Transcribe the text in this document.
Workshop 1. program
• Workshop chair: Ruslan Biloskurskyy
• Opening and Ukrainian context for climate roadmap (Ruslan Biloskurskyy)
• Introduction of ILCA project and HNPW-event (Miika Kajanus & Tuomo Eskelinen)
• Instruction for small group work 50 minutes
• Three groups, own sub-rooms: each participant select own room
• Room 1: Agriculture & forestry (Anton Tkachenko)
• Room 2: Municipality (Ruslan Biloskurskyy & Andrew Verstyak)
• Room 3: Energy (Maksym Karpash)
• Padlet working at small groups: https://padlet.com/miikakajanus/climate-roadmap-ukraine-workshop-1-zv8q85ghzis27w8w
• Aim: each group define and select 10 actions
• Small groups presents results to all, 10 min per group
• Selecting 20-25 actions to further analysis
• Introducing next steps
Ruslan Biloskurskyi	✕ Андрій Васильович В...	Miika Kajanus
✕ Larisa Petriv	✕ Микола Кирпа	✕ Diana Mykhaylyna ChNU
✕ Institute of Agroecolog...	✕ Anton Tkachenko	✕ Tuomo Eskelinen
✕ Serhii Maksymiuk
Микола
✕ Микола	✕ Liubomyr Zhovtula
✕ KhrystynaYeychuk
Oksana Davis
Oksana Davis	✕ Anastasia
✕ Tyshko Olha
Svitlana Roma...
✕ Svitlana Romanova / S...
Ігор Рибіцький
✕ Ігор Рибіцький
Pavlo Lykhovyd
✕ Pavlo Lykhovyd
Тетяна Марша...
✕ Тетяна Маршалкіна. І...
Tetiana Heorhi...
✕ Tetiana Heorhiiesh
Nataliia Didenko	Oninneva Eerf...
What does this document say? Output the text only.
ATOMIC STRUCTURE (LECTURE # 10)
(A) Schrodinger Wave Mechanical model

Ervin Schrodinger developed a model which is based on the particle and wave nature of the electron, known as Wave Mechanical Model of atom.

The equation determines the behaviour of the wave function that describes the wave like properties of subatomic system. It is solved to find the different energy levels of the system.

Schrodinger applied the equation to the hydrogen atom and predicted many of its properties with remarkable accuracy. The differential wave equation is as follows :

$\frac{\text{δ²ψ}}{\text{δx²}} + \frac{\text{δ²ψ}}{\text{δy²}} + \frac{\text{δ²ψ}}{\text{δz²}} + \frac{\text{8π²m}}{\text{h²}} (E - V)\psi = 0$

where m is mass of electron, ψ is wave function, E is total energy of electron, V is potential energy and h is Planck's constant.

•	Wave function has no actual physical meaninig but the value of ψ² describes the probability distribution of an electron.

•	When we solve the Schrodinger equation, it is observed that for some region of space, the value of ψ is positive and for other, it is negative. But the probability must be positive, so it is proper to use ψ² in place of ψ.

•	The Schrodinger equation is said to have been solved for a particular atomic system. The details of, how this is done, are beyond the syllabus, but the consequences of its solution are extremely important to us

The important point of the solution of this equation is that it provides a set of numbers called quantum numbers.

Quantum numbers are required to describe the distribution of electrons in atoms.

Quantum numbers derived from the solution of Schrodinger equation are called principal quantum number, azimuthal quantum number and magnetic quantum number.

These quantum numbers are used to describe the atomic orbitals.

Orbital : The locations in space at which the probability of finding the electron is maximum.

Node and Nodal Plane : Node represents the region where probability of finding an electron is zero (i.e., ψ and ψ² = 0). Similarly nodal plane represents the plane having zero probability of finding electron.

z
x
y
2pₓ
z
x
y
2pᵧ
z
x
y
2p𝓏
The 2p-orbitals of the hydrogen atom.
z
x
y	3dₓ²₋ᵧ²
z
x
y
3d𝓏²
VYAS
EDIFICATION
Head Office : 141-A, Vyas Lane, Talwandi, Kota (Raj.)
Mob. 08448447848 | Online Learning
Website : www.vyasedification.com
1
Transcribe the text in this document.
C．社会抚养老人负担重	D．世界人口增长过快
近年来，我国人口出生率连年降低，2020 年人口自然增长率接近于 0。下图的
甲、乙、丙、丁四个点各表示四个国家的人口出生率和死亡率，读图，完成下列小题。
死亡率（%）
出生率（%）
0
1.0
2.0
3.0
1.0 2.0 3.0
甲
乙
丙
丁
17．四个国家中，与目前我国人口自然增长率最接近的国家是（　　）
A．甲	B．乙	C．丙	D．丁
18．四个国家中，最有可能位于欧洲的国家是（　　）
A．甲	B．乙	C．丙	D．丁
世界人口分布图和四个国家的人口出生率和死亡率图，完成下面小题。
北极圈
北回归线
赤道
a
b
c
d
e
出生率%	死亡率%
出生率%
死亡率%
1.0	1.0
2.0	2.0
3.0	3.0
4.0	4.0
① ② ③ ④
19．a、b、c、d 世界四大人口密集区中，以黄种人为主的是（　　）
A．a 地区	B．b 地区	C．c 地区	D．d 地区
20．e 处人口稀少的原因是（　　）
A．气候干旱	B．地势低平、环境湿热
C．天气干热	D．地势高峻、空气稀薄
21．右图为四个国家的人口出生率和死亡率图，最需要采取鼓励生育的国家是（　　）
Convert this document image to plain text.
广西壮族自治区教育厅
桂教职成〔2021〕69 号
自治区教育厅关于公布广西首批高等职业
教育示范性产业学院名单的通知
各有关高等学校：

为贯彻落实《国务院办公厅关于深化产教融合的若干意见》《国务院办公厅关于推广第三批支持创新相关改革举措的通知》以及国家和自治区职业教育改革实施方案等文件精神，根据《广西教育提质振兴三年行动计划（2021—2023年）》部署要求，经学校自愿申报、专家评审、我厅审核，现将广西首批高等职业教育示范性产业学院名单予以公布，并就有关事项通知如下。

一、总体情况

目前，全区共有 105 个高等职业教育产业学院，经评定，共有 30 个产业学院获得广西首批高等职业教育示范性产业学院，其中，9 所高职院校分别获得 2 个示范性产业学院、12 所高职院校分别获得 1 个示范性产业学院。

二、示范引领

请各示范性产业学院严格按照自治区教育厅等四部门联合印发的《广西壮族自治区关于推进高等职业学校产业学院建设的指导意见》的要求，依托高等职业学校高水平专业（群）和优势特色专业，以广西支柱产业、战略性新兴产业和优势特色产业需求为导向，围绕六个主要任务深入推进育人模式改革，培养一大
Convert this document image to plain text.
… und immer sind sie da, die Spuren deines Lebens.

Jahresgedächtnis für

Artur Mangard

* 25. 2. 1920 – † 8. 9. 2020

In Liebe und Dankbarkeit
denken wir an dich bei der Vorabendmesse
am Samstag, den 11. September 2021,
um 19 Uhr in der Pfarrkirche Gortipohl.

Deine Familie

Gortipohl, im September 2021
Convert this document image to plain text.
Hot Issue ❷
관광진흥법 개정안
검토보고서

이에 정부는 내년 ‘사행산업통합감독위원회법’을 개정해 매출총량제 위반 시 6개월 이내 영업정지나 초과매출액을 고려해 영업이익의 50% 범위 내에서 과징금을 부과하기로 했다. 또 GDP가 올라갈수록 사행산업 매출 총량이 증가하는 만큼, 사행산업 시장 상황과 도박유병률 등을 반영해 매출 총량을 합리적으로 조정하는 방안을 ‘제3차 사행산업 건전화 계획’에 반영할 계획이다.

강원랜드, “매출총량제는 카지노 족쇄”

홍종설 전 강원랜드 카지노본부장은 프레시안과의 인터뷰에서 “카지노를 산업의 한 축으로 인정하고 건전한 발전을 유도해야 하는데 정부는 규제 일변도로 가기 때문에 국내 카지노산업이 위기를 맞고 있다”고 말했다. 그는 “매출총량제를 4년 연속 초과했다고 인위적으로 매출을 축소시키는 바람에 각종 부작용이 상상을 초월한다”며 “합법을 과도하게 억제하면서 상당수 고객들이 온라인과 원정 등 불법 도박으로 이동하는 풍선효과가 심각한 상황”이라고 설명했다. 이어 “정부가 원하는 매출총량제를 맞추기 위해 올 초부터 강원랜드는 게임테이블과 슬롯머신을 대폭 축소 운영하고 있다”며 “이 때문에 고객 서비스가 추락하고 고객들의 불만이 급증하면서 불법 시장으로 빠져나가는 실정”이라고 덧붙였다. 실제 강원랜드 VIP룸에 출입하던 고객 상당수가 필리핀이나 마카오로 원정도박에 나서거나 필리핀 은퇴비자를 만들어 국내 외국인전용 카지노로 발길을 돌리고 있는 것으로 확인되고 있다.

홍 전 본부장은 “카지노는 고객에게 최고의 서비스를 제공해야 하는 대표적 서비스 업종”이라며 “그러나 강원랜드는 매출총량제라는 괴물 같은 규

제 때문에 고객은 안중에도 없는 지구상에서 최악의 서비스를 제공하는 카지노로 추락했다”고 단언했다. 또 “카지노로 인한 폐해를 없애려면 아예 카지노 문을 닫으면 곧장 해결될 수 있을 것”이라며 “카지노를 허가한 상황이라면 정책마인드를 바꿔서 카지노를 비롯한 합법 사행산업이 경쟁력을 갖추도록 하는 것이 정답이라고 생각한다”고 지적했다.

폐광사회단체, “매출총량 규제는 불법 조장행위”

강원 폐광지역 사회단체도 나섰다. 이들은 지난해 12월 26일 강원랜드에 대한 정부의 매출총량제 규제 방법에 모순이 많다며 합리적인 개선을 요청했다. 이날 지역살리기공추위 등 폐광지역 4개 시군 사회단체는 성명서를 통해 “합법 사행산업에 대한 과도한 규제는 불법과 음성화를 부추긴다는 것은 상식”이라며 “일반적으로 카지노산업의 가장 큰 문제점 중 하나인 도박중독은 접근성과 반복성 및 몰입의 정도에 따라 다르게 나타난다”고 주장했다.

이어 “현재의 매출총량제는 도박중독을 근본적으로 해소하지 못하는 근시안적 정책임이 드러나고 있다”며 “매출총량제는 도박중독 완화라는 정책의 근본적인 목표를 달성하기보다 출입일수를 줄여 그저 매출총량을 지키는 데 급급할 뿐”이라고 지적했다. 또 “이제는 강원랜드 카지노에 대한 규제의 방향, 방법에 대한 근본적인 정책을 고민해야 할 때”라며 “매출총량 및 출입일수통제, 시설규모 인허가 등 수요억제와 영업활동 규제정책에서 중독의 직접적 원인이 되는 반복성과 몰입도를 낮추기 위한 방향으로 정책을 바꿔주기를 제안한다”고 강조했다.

- - - - -

Search the entries for the word "groups" and pick out every line that holds it.

▶ _Answer for this exercise_:
• Three groups, own sub-rooms: each participant select own room
• Padlet working at small groups: https://padlet.com/miikakajanus/climate-roadmap-ukraine-workshop-1-zv8q85ghzis27w8w
• Small groups presents results to all, 10 min per group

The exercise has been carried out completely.